Work to be completed
Show each line that has the string "type" in it.

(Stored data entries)
## BEGIN

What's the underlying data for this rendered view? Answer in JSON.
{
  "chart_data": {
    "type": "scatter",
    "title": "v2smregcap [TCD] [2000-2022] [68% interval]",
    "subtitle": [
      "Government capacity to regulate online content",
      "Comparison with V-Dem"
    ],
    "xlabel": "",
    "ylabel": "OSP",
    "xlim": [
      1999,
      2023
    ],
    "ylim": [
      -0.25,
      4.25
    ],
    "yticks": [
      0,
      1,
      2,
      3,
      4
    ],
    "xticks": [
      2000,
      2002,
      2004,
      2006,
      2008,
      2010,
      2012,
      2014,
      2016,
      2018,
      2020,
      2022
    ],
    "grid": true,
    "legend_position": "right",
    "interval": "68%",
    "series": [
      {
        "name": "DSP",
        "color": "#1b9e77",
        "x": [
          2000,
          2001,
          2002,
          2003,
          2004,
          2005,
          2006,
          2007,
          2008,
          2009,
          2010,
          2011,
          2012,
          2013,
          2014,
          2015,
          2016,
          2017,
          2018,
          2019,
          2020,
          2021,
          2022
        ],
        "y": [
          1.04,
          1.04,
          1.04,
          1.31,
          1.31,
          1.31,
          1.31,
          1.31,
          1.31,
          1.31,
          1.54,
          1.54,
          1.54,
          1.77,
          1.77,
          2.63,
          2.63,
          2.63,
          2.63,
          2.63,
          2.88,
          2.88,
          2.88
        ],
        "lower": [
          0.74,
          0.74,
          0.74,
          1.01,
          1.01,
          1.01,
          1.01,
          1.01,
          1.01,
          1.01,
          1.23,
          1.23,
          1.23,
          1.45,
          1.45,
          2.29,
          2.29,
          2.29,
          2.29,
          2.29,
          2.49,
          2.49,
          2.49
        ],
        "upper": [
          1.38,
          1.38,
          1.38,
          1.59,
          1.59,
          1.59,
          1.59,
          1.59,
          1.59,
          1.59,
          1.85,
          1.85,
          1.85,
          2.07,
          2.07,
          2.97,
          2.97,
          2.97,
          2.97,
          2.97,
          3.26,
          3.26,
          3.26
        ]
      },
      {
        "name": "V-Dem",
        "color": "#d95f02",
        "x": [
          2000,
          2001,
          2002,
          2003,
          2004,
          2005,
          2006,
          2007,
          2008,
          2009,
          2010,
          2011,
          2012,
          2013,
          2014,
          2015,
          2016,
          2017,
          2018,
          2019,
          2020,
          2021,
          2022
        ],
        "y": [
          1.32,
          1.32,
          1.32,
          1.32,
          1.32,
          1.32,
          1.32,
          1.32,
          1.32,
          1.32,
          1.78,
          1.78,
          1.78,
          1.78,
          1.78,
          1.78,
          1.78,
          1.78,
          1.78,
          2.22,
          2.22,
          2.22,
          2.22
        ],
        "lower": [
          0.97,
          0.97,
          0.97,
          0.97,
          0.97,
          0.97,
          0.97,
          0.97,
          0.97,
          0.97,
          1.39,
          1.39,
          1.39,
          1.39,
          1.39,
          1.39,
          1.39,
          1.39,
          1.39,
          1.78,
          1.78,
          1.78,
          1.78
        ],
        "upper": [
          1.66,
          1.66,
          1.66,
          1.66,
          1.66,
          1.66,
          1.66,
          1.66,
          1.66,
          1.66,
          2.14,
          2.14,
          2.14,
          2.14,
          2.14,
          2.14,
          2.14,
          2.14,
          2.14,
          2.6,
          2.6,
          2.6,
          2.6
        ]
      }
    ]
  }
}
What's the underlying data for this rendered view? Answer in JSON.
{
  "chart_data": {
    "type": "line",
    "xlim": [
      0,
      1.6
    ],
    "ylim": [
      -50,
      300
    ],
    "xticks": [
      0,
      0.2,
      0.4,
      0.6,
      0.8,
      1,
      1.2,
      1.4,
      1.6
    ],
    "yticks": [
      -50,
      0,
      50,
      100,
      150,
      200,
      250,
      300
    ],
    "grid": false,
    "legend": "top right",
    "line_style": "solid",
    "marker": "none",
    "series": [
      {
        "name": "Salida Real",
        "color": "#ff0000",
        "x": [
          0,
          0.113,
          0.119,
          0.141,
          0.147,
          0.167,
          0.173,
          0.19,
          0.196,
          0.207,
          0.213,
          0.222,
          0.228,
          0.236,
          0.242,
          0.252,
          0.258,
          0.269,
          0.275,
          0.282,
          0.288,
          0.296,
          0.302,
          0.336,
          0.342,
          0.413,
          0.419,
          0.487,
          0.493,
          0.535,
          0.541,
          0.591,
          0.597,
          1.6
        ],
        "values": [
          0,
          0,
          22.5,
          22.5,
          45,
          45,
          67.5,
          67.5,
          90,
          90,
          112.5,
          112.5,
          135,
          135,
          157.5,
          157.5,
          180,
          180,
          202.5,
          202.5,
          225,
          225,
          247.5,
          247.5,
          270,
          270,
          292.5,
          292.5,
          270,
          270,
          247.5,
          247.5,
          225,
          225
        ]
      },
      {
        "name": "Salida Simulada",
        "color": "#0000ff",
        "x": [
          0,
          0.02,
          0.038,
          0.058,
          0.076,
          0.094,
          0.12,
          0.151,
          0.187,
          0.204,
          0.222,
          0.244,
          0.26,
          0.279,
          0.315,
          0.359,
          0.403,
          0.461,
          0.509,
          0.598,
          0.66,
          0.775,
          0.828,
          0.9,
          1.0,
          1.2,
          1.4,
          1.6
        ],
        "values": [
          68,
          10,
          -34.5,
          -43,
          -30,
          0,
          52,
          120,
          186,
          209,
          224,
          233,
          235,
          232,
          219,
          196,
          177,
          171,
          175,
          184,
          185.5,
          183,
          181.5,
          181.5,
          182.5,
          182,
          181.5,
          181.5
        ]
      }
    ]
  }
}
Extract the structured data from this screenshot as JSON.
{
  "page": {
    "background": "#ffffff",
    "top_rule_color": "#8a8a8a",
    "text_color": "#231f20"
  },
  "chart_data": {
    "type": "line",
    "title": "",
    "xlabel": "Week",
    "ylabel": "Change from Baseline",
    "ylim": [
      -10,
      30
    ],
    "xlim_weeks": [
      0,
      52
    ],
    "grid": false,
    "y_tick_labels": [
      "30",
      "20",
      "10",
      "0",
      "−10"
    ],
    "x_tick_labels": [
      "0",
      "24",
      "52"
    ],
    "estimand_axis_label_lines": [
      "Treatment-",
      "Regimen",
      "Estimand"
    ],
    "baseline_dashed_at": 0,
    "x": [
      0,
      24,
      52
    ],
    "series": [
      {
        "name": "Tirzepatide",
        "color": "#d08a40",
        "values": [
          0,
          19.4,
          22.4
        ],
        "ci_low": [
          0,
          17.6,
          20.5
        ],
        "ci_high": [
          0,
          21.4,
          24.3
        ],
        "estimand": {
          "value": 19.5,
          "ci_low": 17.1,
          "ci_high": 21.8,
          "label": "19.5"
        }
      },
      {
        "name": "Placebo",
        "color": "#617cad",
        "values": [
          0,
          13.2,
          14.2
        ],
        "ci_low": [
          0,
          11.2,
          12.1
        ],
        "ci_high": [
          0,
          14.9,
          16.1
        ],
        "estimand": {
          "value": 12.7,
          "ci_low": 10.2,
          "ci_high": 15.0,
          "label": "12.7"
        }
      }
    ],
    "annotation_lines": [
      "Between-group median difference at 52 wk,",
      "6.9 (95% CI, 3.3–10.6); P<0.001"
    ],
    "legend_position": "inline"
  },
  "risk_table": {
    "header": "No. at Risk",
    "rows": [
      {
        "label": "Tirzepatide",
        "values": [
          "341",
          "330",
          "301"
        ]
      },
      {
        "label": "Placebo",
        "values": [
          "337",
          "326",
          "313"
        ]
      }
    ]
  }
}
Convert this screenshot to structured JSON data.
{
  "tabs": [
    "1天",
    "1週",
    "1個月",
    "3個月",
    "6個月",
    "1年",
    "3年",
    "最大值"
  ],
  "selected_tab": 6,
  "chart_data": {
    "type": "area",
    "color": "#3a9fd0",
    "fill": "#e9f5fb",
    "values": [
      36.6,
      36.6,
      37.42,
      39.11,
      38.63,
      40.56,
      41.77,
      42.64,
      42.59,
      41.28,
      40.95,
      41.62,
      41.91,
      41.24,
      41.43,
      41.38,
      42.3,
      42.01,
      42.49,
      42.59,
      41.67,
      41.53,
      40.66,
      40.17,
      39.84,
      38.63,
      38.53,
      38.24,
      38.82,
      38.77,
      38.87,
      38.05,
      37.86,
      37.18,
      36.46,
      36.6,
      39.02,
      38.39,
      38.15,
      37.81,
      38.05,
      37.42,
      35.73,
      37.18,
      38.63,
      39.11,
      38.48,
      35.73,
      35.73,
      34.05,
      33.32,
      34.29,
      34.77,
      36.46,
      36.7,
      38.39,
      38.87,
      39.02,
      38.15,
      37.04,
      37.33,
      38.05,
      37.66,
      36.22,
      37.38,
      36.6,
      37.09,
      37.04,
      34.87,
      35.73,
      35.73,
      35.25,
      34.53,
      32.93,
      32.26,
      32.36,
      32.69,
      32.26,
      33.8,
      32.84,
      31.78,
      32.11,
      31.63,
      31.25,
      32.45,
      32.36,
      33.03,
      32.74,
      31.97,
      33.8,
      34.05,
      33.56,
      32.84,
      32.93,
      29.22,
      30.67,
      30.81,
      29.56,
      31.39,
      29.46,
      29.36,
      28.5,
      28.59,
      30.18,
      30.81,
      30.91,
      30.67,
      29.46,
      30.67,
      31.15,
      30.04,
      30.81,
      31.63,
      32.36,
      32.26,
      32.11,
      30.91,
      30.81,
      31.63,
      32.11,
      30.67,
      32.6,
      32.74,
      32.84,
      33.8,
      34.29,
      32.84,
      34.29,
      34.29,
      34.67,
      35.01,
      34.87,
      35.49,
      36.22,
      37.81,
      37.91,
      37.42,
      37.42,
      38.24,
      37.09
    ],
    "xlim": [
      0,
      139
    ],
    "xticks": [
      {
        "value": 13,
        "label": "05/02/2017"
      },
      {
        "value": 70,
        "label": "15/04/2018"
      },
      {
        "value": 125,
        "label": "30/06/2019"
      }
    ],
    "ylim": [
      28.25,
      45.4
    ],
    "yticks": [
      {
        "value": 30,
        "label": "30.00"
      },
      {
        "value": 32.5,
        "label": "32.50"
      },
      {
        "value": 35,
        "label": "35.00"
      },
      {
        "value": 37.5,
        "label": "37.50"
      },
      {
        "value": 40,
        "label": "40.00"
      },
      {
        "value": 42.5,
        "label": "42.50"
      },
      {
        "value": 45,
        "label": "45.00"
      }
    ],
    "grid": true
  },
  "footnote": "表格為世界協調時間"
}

## END

Exercise output
    "type": "scatter",
    "type": "line",
    "type": "line",
    "type": "area",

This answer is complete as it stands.